Supplied data –
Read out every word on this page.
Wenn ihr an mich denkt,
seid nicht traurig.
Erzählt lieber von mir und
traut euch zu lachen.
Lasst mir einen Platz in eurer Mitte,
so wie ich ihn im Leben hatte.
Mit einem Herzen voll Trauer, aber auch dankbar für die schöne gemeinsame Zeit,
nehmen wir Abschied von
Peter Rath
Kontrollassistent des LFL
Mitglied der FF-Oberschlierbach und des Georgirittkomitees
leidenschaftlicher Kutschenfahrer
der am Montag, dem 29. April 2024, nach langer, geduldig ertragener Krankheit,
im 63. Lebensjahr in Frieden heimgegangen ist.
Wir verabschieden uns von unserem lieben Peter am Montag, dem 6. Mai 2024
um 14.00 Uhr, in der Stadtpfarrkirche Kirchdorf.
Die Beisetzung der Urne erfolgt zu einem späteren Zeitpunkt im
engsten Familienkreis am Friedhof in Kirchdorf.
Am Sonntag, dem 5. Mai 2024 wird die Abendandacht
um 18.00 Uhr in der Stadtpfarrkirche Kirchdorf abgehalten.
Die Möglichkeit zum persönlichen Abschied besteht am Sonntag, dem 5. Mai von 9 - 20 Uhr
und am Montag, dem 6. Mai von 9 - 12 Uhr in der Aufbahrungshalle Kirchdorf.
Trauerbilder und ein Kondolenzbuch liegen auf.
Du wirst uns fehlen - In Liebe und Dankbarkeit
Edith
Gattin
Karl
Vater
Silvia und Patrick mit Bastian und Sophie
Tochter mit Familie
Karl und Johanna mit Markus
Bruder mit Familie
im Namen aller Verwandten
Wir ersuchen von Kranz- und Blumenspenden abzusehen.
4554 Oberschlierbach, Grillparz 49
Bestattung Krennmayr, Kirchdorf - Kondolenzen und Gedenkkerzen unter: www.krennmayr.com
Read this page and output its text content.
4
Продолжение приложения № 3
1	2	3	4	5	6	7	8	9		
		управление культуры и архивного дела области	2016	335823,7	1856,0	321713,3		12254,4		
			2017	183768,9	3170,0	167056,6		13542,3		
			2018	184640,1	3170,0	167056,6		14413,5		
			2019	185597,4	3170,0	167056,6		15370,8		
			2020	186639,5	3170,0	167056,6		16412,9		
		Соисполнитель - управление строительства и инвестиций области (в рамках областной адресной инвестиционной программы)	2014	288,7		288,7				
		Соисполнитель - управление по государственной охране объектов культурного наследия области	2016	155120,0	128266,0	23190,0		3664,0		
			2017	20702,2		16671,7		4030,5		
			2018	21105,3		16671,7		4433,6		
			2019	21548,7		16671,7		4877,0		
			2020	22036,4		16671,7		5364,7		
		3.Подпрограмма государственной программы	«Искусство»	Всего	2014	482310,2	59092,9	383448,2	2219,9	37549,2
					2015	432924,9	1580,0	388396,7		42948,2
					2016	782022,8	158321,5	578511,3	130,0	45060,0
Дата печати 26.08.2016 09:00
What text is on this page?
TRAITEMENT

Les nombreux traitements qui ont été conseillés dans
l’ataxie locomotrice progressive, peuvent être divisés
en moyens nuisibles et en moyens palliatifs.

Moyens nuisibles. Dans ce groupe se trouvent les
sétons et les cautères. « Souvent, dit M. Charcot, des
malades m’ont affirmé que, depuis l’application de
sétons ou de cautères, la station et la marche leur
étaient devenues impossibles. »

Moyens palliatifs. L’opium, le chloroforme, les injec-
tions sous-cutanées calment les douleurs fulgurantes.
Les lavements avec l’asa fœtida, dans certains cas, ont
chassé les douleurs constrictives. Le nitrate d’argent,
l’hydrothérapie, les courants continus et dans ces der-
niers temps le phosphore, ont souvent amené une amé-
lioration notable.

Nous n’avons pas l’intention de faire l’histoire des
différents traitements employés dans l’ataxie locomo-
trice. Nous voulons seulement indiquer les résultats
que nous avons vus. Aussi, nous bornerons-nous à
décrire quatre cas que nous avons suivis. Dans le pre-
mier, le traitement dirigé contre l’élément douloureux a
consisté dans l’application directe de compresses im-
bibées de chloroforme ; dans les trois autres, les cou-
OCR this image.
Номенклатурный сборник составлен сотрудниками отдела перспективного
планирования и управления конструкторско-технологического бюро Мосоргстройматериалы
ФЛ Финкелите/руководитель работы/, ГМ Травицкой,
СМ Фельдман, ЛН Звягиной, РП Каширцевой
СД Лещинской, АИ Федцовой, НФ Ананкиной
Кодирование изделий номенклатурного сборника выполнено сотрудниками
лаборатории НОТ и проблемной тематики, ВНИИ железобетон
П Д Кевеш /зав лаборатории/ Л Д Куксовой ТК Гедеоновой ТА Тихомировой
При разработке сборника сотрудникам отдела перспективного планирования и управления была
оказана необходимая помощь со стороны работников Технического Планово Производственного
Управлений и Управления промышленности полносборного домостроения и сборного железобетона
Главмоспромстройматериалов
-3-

What to do – Give only the number of lines that include the word "лаборатории".

Written response – 2